Using the listing below, copy every line that mentions "salafistischen".

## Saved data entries
---
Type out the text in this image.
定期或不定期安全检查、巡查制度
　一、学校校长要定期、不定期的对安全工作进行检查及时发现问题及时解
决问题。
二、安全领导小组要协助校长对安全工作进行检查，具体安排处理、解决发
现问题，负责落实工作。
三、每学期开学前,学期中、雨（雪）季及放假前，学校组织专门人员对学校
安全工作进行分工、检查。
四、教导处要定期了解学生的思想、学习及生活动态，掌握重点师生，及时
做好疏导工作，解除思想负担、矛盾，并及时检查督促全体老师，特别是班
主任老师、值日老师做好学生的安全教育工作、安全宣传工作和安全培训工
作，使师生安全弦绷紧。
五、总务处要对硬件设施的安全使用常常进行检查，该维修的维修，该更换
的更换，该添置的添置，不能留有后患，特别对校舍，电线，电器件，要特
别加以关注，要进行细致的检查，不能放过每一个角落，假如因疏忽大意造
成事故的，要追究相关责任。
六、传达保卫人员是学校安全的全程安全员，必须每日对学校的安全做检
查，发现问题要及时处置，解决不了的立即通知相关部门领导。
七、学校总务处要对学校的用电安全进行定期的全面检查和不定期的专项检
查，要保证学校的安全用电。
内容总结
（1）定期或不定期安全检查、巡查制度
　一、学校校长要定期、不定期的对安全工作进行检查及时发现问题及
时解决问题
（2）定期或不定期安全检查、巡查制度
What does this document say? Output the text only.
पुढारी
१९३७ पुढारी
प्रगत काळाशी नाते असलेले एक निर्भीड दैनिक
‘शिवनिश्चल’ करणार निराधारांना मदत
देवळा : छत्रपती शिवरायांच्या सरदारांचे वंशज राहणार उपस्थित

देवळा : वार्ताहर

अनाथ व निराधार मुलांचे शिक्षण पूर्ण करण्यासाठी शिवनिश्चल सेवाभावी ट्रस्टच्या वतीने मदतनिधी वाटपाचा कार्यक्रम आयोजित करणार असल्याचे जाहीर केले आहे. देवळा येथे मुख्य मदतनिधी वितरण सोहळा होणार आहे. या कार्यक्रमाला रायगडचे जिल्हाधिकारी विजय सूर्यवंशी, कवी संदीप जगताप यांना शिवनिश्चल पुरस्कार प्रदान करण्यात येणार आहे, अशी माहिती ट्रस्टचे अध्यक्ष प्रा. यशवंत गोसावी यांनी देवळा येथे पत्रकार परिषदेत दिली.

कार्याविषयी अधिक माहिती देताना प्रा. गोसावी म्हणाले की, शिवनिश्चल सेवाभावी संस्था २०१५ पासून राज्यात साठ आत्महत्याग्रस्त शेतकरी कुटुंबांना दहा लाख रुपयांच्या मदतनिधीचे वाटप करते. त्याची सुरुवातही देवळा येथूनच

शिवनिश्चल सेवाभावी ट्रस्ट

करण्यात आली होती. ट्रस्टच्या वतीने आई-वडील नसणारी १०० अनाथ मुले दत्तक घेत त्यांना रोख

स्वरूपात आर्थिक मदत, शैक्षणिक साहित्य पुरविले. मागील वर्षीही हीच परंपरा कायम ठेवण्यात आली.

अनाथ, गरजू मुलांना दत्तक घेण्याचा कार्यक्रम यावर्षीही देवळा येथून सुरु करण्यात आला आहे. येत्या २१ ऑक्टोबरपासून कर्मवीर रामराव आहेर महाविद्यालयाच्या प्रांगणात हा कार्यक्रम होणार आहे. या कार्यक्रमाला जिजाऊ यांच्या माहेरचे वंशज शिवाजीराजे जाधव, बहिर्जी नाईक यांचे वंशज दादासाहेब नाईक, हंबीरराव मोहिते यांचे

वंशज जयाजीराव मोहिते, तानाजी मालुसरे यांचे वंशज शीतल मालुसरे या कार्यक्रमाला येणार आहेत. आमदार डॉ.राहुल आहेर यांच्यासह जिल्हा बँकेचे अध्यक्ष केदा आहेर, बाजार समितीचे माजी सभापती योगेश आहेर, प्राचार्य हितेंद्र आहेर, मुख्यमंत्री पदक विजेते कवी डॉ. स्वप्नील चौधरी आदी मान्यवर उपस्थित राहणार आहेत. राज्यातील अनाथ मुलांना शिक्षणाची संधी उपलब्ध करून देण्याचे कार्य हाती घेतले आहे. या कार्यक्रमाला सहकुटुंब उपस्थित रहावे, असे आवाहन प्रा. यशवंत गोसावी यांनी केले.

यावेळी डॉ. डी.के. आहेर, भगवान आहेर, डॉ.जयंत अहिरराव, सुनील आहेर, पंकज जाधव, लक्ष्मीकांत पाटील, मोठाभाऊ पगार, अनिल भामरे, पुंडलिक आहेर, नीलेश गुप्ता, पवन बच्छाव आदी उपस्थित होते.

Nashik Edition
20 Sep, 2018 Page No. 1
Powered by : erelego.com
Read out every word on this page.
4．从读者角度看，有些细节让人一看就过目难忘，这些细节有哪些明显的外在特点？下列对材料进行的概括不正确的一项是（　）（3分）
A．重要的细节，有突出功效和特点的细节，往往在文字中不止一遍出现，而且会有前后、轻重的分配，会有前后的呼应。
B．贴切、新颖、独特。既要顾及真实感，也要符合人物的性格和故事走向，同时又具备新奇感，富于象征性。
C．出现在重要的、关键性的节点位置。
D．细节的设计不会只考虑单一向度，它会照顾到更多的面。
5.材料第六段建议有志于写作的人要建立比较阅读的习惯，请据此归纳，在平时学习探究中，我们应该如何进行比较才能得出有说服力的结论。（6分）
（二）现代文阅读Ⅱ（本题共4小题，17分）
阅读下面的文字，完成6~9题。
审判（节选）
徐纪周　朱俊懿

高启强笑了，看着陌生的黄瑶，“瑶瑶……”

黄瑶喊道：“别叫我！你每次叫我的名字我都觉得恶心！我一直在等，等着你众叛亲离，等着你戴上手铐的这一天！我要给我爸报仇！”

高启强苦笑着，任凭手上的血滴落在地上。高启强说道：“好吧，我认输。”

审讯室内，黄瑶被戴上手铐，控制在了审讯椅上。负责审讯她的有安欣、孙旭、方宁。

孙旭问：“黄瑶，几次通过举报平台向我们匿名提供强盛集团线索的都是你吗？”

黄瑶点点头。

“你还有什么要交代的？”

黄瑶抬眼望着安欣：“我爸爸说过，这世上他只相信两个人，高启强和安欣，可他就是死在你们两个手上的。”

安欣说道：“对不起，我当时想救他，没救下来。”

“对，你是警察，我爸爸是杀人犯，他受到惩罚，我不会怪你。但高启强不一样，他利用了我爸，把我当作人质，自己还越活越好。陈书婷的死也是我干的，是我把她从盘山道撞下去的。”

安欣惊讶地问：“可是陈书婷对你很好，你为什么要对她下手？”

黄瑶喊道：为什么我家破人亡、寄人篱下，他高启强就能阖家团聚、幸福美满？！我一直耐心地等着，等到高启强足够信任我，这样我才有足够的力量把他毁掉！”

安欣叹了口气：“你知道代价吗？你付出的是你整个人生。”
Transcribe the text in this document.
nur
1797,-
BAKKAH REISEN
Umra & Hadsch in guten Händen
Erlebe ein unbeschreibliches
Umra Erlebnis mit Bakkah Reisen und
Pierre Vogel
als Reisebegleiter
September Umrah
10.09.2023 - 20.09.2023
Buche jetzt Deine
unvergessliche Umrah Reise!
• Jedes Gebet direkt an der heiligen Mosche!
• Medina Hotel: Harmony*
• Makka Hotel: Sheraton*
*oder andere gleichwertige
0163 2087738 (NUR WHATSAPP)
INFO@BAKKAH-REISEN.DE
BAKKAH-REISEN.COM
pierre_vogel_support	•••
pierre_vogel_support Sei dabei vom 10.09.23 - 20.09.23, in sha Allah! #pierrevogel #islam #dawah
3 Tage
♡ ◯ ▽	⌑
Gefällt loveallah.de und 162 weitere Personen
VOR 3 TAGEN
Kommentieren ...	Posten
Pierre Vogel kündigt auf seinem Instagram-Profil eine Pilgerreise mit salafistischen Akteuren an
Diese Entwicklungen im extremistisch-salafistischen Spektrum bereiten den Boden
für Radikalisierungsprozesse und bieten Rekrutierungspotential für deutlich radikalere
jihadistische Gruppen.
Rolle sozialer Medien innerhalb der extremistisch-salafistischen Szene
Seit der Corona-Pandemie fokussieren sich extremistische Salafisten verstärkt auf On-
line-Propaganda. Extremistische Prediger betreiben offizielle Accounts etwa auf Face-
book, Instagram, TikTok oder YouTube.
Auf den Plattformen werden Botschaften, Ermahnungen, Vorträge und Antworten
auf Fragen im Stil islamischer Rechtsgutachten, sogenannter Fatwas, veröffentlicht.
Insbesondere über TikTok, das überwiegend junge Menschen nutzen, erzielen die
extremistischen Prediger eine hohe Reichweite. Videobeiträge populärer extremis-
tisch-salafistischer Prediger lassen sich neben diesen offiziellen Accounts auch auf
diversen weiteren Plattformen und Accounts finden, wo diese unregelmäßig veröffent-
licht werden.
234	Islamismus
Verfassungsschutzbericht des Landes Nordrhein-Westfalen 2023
---
## Answer for the task
Pierre Vogel kündigt auf seinem Instagram-Profil eine Pilgerreise mit salafistischen Akteuren an
Diese Entwicklungen im extremistisch-salafistischen Spektrum bereiten den Boden
Rolle sozialer Medien innerhalb der extremistisch-salafistischen Szene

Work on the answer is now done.